• Aim 1
Rewrite the paragraph of the text on substantial evidence review that begins "The first reason, set forth in Paragraph 1" as a short bulleted list, keeping its main facts.

• Provided text
=======

Substantial evidence review does not create a substantive federal limitation on local land use regulatory power. As the Ninth Circuit has stated, “the substantial evidence inquiry does not require incorporation of the substantive federal standards imposed by the TCA, but instead requires a determination whether the zoning decision at issue is supported by substantial evidence in the context of applicable state and local law.” MetroPCS, Inc., 400 F.3d at 723–24. (emphasis in the original). Our substantial evidence review is “ ‘directed to those rulings that the Board is expected to make under state law and local ordinance in deciding on variances, special exceptions and the like.’ ” Broken Arrow, 340 F.3d at 1133 (quoting Sw. Bell Mobile Sys., 244 F.3d at 58). Accordingly, this Court must look to the requirements set forth in the local zoning code to determine the substantive criteria to be applied in determining whether substantial evidence existed to support the Board's decision. Id.; see also MetroPCS, Inc., 400 F.3d at 723–24; U.S. Cellular Corp. v. City of Wichita Falls, Tex., 364 F.3d 250, 256 (5th Cir.2004).
Here, the Board's written decision offered three reasons for denying T–Mobile's application. The central issue is whether each of these reasons is supported by substantial evidence in the record.
1. Reason One: Failure to Show Prohibition of Personal Wireless Services
a. Absence of Support in Local Law for the “Failure to Show Prohibition of Personal Wireless Services” Criterion
The first reason, set forth in Paragraph 1 of the written denial, that the Board asserted to support its decision was that T–Mobile had “failed to show that the denial of the Special Use Permit [would] prohibit the provision of personal wireless services.” However, the Board erred in requiring T–Mobile to demonstrate that denying the application would have the effect of prohibiting the provision of wireless services. No such criterion appeared in the Code at the time of T–Mobile's application. While the Code provided that approval or denial of Special Use Permits should be based upon consideration of certain factors enumerated in Section 27–279(f)(5) and set forth specific minimum criteria for telecommunication facilities in Section 27–1252(a)(32), it did not require telecommunication providers to demonstrate prohibition of personal wireless services.

=======

• Data in this exercise
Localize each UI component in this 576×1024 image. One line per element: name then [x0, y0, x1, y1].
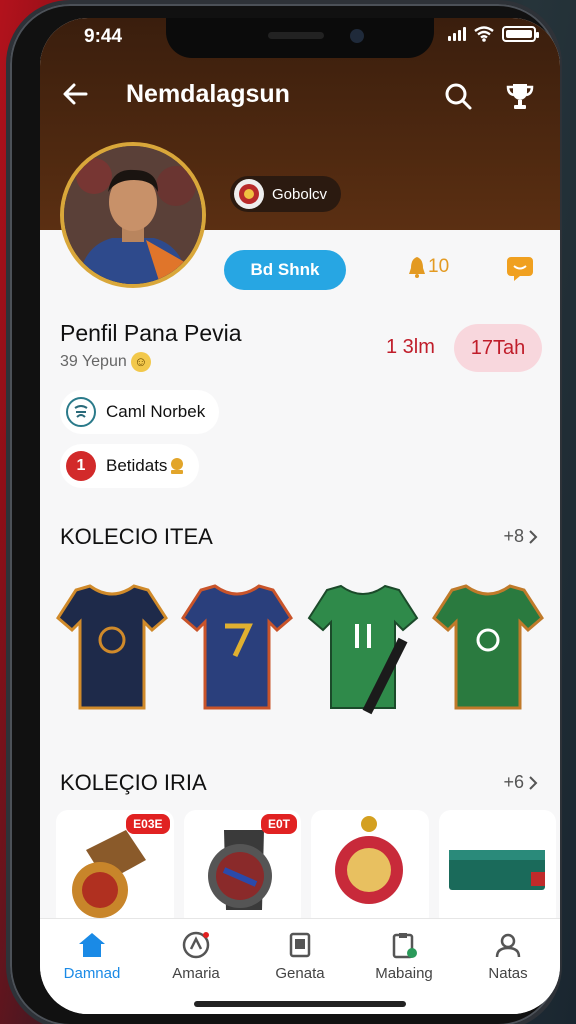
wifi-icon	[474, 26, 494, 42]
phone-frame: 9:44 Nemdalagsun Gobolcv Bd Shnk 10 Penf…	[6, 0, 562, 1024]
section-more-2[interactable]: +6	[503, 772, 538, 793]
signal-icon	[448, 27, 466, 41]
bottom-tab-bar: Damnad Amaria Genata Mabaing Natas	[40, 918, 560, 1014]
medal-item-image	[335, 816, 403, 904]
badges-label: Betidats	[106, 456, 168, 475]
section-more-count: +6	[503, 772, 524, 792]
team-label: Caml Norbek	[106, 402, 206, 421]
club-crest-icon	[234, 179, 264, 209]
bell-icon	[409, 257, 425, 278]
tab-label: Mabaing	[375, 965, 433, 982]
trophy-icon[interactable]	[504, 80, 536, 112]
tab-label: Amaria	[172, 965, 220, 982]
jersey-card[interactable]	[54, 578, 170, 718]
page-title: Nemdalagsun	[126, 80, 290, 108]
notification-count: 10	[428, 256, 450, 277]
price-badge: E03E	[126, 814, 170, 834]
notch	[166, 18, 434, 58]
badges-row[interactable]: 1 Betidats	[60, 444, 200, 488]
age-label: 39 Yepun	[60, 353, 127, 370]
tab-home[interactable]: Damnad	[42, 931, 142, 1014]
app-screen: 9:44 Nemdalagsun Gobolcv Bd Shnk 10 Penf…	[40, 18, 560, 1014]
chevron-right-icon	[529, 775, 538, 790]
jersey-collection	[54, 578, 546, 718]
section-more-count: +8	[503, 526, 524, 546]
club-name: Gobolcv	[272, 185, 328, 203]
stat-primary: 1 3lm	[386, 336, 435, 358]
jersey-card[interactable]	[430, 578, 546, 718]
team-row[interactable]: Caml Norbek	[60, 390, 220, 434]
home-icon	[79, 933, 105, 957]
clipboard-icon	[392, 933, 417, 959]
section-title-2: KOLEÇIO IRIA	[60, 770, 207, 795]
item-card[interactable]: E0T	[183, 810, 301, 928]
card-icon	[289, 932, 311, 958]
jersey-card[interactable]	[179, 578, 295, 718]
user-icon	[495, 933, 521, 958]
shield-icon	[182, 931, 210, 959]
item-card[interactable]	[311, 810, 429, 928]
follow-button[interactable]: Bd Shnk	[224, 250, 346, 290]
back-arrow-icon[interactable]	[60, 78, 92, 110]
team-crest-icon	[66, 397, 96, 427]
tab-label: Natas	[488, 965, 528, 982]
smiley-icon: ☺	[130, 352, 151, 372]
section-title-1: KOLECIO ITEA	[60, 524, 213, 549]
item-card[interactable]	[438, 810, 556, 928]
player-name: Penfil Pana Pevia	[60, 320, 242, 346]
club-chip[interactable]: Gobolcv	[230, 176, 342, 212]
jersey-card[interactable]	[305, 578, 421, 718]
medal-icon	[171, 458, 184, 474]
tab-label: Damnad	[63, 965, 121, 982]
chevron-right-icon	[529, 529, 538, 544]
section-more-1[interactable]: +8	[503, 526, 538, 547]
item-card[interactable]: E03E	[56, 810, 174, 928]
search-icon[interactable]	[442, 80, 474, 112]
notifications[interactable]: 10	[408, 256, 449, 278]
battery-icon	[502, 26, 539, 42]
player-photo	[64, 146, 202, 284]
status-time: 9:44	[84, 26, 123, 47]
player-age: 39 Yepun ☺	[60, 352, 151, 372]
item-collection: E03E E0T	[56, 810, 556, 930]
badges-count: 1	[66, 451, 96, 481]
stat-secondary[interactable]: 17Tah	[454, 324, 542, 372]
price-badge: E0T	[260, 814, 297, 834]
tab-profile[interactable]: Natas	[458, 931, 558, 1014]
avatar[interactable]	[60, 142, 206, 288]
status-icons	[448, 26, 539, 42]
tab-label: Genata	[275, 965, 325, 982]
box-item-image	[448, 850, 545, 890]
chat-icon[interactable]	[506, 256, 534, 282]
home-indicator	[194, 1001, 406, 1007]
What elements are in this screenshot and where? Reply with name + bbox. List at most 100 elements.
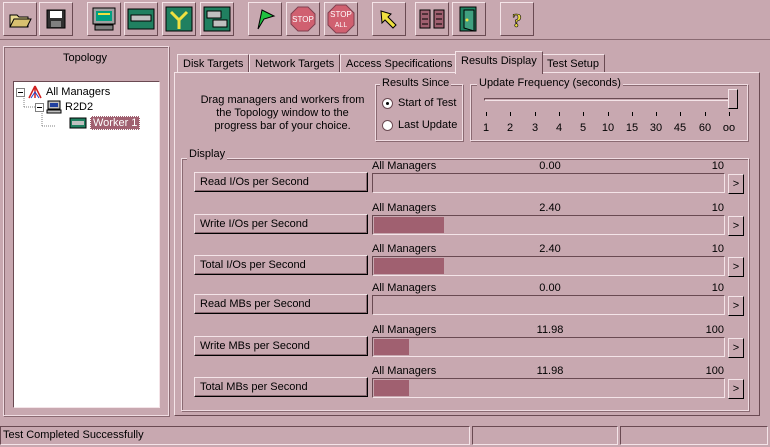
radio-dot[interactable] <box>382 97 393 109</box>
slider-tick <box>535 112 536 116</box>
display-icon <box>92 7 116 31</box>
stop-icon: STOP <box>290 6 316 32</box>
metric-button[interactable]: Read I/Os per Second <box>194 172 368 192</box>
start-button[interactable] <box>248 2 282 36</box>
progress-fill <box>374 380 409 396</box>
row-max: 10 <box>711 160 724 172</box>
row-value: 2.40 <box>539 243 561 255</box>
metric-button[interactable]: Write MBs per Second <box>194 336 368 356</box>
save-icon <box>46 9 66 29</box>
open-icon <box>9 14 32 28</box>
stop-all-button[interactable]: STOP ALL <box>324 2 358 36</box>
stop-button[interactable]: STOP <box>286 2 320 36</box>
radio-label-start-of-test: Start of Test <box>398 97 457 109</box>
row-max: 10 <box>711 282 724 294</box>
row-arrow-button[interactable]: > <box>728 338 744 358</box>
display-button[interactable] <box>87 2 121 36</box>
slider-tick <box>729 112 730 116</box>
radio-last-update[interactable]: Last Update <box>382 119 457 131</box>
row-source-label: All Managers <box>372 365 437 377</box>
disconnect-button[interactable] <box>415 2 449 36</box>
progress-bar[interactable] <box>372 173 725 193</box>
reset-button[interactable] <box>372 2 406 36</box>
slider-tick-label: 60 <box>698 122 712 134</box>
row-arrow-button[interactable]: > <box>728 296 744 316</box>
row-value: 11.98 <box>536 365 564 377</box>
tree-item-all-managers[interactable]: All Managers <box>16 85 110 99</box>
metric-button[interactable]: Read MBs per Second <box>194 294 368 314</box>
progress-bar[interactable] <box>372 295 725 315</box>
row-max: 10 <box>711 243 724 255</box>
results-since-group <box>375 84 463 141</box>
tree-item-worker[interactable]: Worker 1 <box>69 116 141 130</box>
slider-tick-label: 3 <box>531 122 539 134</box>
slider-tick-label: 45 <box>673 122 687 134</box>
computer-icon <box>46 100 62 114</box>
radio-dot[interactable] <box>382 119 393 131</box>
svg-text:STOP: STOP <box>292 15 314 24</box>
instructions-text: Drag managers and workers from the Topol… <box>200 94 365 132</box>
row-source-label: All Managers <box>372 324 437 336</box>
network-worker-button[interactable] <box>162 2 196 36</box>
duplicate-worker-button[interactable] <box>200 2 234 36</box>
row-value: 0.00 <box>539 160 561 172</box>
status-panel-2 <box>472 426 618 445</box>
row-arrow-button[interactable]: > <box>728 174 744 194</box>
svg-text:ALL: ALL <box>335 22 348 29</box>
slider-tick <box>510 112 511 116</box>
tab-access-specifications[interactable]: Access Specifications <box>340 54 459 73</box>
progress-bar[interactable] <box>372 256 725 276</box>
row-source-label: All Managers <box>372 202 437 214</box>
tree-label-manager: R2D2 <box>65 101 94 113</box>
display-group <box>181 158 749 411</box>
row-arrow-button[interactable]: > <box>728 257 744 277</box>
progress-bar[interactable] <box>372 215 725 235</box>
open-button[interactable] <box>3 2 37 36</box>
row-value: 2.40 <box>539 202 561 214</box>
disk-worker-button[interactable] <box>124 2 158 36</box>
tab-disk-targets[interactable]: Disk Targets <box>177 54 250 73</box>
radio-start-of-test[interactable]: Start of Test <box>382 97 457 109</box>
tab-results-display[interactable]: Results Display <box>455 51 543 74</box>
progress-bar[interactable] <box>372 378 725 398</box>
progress-bar[interactable] <box>372 337 725 357</box>
stop-all-icon: STOP ALL <box>327 4 355 34</box>
row-arrow-button[interactable]: > <box>728 379 744 399</box>
collapse-icon[interactable] <box>16 87 25 97</box>
svg-text:STOP: STOP <box>330 10 352 19</box>
exit-button[interactable] <box>452 2 486 36</box>
row-source-label: All Managers <box>372 160 437 172</box>
row-arrow-button[interactable]: > <box>728 216 744 236</box>
row-max: 100 <box>705 365 724 377</box>
slider-tick-label: 4 <box>555 122 563 134</box>
slider-tick <box>583 112 584 116</box>
tab-network-targets[interactable]: Network Targets <box>249 54 341 73</box>
update-frequency-slider-track[interactable] <box>484 98 736 101</box>
metric-button[interactable]: Write I/Os per Second <box>194 214 368 234</box>
metric-button[interactable]: Total MBs per Second <box>194 377 368 397</box>
start-flag-icon <box>257 9 276 30</box>
collapse-icon[interactable] <box>35 102 44 112</box>
slider-tick-label: 15 <box>625 122 639 134</box>
exit-door-icon <box>459 6 477 32</box>
help-button[interactable]: ? <box>500 2 534 36</box>
tab-test-setup[interactable]: Test Setup <box>541 54 605 73</box>
save-button[interactable] <box>39 2 73 36</box>
svg-text:?: ? <box>512 10 522 32</box>
update-frequency-slider-thumb[interactable] <box>728 89 738 109</box>
row-value: 11.98 <box>536 324 564 336</box>
topology-tree[interactable]: All Managers R2D2 Worker 1 <box>13 81 160 408</box>
metric-button[interactable]: Total I/Os per Second <box>194 255 368 275</box>
disconnect-icon <box>419 9 445 29</box>
slider-tick-label: 30 <box>649 122 663 134</box>
row-source-label: All Managers <box>372 282 437 294</box>
tree-label-worker: Worker 1 <box>90 116 141 130</box>
slider-tick-label: 10 <box>601 122 615 134</box>
worker-icon <box>69 117 87 129</box>
slider-tick <box>705 112 706 116</box>
tree-item-manager[interactable]: R2D2 <box>35 100 93 114</box>
row-source-label: All Managers <box>372 243 437 255</box>
slider-tick-label: 1 <box>482 122 490 134</box>
slider-tick <box>632 112 633 116</box>
row-max: 10 <box>711 202 724 214</box>
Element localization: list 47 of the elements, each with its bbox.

=======

• Aim 2
Filter the entries down to every line that contains the string "Gobolcv".

• Full output 1
- The Board's first reason (Paragraph 1 of the written denial) was that T–Mobile "failed to show that the denial of the Special Use Permit [would] prohibit the provision of personal wireless services."
- The Board erred in requiring T–Mobile to show that denying the application would prohibit the provision of wireless services.
- The Code contained no such criterion when T–Mobile applied.
- The Code based Special Use Permit decisions on factors in Section 27–279(f)(5).
- It set minimum criteria for telecommunication facilities in Section 27–1252(a)(32).
- It did not require providers to demonstrate prohibition of personal wireless services.

• Full output 2
phone-frame: 9:44 Nemdalagsun Gobolcv Bd Shnk 10 Penf…	[6, 0, 562, 1024]
app-screen: 9:44 Nemdalagsun Gobolcv Bd Shnk 10 Penf…	[40, 18, 560, 1014]
club-name: Gobolcv	[272, 185, 328, 203]
club-chip[interactable]: Gobolcv	[230, 176, 342, 212]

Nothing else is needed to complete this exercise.